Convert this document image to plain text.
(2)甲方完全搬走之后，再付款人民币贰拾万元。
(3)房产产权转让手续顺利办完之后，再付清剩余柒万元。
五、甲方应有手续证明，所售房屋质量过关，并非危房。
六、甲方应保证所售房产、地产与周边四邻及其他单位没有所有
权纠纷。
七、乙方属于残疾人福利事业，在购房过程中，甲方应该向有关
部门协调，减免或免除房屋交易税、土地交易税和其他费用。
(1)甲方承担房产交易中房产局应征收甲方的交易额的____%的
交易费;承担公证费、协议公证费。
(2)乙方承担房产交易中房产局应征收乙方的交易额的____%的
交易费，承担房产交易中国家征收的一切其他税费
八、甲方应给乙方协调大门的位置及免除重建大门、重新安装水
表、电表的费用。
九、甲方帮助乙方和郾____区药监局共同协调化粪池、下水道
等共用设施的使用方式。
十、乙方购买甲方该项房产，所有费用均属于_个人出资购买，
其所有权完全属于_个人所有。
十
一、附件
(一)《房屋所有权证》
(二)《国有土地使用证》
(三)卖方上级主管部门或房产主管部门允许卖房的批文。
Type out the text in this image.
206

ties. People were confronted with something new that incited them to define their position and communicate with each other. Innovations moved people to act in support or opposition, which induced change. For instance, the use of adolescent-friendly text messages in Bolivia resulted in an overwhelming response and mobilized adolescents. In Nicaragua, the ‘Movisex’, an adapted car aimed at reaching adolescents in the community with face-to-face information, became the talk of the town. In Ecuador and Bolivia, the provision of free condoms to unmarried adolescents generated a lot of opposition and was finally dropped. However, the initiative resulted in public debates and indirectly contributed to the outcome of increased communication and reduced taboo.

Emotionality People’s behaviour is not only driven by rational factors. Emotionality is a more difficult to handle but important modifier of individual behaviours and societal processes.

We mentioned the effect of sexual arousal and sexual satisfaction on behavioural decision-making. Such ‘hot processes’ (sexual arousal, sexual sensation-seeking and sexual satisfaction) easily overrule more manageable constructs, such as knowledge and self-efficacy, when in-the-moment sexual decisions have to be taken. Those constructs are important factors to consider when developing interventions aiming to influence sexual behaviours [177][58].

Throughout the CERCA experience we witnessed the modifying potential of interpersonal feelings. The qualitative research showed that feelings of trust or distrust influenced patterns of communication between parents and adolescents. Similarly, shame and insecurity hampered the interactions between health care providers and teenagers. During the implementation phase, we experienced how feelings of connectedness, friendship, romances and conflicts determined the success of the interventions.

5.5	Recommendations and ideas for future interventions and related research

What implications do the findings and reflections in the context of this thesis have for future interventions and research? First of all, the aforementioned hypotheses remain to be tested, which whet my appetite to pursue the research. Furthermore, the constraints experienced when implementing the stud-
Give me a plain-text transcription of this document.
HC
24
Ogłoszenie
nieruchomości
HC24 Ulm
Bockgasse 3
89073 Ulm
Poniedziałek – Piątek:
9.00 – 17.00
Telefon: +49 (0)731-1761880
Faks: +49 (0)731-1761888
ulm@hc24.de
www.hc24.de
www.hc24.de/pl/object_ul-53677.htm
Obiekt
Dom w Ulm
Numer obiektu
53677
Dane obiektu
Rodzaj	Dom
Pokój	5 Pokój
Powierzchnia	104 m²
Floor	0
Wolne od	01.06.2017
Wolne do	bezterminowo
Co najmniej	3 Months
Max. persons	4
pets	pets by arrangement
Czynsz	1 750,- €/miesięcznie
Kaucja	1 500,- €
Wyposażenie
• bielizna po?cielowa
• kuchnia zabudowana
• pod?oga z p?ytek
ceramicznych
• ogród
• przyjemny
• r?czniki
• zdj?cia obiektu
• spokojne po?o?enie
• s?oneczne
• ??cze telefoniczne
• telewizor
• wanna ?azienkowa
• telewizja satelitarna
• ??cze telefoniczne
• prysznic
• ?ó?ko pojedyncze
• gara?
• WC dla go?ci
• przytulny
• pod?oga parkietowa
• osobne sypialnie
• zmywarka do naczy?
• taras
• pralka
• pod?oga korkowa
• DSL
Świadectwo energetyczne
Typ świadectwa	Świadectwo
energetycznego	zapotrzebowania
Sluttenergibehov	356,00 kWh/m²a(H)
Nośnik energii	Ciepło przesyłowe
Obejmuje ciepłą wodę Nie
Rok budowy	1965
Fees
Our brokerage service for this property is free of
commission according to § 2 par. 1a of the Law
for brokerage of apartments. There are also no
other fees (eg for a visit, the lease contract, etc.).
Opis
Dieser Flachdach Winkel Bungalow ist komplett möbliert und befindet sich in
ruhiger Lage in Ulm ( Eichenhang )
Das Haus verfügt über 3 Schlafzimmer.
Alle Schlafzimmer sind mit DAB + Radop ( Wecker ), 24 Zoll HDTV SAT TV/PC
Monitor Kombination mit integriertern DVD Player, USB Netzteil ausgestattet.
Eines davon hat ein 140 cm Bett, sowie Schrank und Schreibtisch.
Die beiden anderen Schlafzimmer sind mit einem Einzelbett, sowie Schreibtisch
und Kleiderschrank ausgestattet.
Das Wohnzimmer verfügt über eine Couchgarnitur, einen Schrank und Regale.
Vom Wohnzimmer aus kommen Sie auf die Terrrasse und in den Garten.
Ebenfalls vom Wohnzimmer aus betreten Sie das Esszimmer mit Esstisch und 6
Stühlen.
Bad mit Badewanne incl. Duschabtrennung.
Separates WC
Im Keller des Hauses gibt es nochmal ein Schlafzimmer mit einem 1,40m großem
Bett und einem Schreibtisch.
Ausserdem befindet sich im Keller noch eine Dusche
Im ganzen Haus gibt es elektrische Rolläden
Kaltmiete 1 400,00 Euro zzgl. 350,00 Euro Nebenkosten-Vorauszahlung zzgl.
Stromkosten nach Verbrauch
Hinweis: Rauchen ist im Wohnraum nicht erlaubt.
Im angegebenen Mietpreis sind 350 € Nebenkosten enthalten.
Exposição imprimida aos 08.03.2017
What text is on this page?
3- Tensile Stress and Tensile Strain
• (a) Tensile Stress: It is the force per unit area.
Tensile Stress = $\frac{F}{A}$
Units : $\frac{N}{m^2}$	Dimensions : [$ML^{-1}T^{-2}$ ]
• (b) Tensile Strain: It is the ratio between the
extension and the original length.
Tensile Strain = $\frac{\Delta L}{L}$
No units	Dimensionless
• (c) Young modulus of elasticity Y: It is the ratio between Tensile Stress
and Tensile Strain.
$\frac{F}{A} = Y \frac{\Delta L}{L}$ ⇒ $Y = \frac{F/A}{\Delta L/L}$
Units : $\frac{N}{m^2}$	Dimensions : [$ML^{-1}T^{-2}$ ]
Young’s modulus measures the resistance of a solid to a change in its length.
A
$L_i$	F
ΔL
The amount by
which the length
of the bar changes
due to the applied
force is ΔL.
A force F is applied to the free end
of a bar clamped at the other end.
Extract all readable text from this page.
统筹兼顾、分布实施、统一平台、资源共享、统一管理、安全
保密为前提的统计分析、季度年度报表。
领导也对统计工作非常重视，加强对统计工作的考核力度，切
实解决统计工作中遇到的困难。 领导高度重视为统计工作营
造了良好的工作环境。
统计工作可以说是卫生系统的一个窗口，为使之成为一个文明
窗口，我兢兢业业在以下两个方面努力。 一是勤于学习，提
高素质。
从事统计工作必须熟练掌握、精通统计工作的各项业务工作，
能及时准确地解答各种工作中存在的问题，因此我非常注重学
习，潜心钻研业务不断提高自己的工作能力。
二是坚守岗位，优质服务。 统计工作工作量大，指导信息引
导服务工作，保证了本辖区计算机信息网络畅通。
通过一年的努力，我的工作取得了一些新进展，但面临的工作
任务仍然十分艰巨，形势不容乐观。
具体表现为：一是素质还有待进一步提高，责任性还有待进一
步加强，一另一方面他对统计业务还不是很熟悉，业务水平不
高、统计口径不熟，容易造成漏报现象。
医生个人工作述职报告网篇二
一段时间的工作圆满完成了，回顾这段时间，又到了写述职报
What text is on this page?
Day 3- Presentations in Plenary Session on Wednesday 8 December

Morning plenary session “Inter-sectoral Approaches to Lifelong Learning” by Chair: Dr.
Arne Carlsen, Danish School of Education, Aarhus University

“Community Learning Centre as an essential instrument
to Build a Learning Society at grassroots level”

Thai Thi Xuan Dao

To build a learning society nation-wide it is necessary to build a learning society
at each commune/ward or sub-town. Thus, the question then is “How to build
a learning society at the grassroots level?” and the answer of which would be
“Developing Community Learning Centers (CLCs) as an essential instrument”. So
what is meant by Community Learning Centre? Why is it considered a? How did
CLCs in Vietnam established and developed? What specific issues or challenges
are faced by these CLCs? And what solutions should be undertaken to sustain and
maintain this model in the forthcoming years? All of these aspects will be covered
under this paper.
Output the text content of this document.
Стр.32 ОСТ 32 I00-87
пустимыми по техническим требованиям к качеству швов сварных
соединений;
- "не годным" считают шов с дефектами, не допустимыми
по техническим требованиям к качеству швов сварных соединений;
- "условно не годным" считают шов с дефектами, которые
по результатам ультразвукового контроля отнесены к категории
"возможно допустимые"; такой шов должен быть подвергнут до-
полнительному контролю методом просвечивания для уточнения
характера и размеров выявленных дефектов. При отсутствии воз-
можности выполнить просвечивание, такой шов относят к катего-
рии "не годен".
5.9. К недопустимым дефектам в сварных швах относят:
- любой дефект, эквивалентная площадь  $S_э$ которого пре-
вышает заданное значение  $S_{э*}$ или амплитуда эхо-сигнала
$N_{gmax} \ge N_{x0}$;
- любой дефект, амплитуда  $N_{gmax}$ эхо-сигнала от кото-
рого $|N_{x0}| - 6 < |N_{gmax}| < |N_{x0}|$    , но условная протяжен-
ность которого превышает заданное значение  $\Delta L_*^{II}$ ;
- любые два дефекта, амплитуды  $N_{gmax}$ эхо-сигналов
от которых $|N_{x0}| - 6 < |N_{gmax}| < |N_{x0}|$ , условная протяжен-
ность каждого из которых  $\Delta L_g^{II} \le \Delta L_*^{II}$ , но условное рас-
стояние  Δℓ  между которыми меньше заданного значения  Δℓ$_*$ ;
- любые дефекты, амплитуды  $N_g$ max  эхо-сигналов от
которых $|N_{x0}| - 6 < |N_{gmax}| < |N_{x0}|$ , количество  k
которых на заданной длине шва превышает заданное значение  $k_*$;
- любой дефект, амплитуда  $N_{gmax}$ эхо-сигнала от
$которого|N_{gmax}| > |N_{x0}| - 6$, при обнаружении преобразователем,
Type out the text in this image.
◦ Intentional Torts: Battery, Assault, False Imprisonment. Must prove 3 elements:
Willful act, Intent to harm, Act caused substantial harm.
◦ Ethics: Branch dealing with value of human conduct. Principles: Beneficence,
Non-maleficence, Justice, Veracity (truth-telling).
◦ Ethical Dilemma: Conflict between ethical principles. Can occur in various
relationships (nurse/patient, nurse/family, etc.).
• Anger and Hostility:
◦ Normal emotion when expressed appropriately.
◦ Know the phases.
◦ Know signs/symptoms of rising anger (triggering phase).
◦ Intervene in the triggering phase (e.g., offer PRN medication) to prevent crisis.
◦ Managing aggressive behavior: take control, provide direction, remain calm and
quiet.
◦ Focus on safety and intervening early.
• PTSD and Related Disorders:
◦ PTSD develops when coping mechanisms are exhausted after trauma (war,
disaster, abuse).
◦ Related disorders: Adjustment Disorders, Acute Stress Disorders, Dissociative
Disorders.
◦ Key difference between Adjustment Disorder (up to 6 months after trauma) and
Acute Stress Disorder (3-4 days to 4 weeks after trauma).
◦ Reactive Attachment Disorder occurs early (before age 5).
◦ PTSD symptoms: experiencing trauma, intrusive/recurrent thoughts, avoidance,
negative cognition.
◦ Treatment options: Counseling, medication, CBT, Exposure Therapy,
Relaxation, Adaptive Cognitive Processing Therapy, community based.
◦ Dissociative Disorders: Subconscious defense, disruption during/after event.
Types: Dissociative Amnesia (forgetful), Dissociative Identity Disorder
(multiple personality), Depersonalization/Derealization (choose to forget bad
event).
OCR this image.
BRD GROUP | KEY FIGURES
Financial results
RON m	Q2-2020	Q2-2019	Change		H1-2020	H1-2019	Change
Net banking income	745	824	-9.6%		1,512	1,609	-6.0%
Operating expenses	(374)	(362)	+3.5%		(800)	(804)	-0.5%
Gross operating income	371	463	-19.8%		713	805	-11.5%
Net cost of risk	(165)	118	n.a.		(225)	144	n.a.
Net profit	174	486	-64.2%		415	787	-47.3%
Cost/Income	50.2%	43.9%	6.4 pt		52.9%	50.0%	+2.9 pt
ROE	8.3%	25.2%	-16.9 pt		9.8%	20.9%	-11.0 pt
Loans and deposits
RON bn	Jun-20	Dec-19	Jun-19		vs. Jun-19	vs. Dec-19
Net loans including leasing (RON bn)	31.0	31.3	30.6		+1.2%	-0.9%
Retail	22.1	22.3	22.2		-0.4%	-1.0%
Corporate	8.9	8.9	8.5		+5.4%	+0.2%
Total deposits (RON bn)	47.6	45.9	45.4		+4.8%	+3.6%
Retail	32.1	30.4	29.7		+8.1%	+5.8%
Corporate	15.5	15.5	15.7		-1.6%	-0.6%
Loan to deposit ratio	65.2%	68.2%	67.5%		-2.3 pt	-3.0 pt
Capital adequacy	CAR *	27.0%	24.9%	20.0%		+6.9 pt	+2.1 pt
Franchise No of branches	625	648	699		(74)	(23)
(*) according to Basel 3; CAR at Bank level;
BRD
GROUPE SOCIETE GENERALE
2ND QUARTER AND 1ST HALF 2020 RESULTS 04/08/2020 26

Your objective: Within the listing above, find every line containing the string "symptoms" and return it.

Final result:
◦ Know signs/symptoms of rising anger (triggering phase).
◦ PTSD symptoms: experiencing trauma, intrusive/recurrent thoughts, avoidance,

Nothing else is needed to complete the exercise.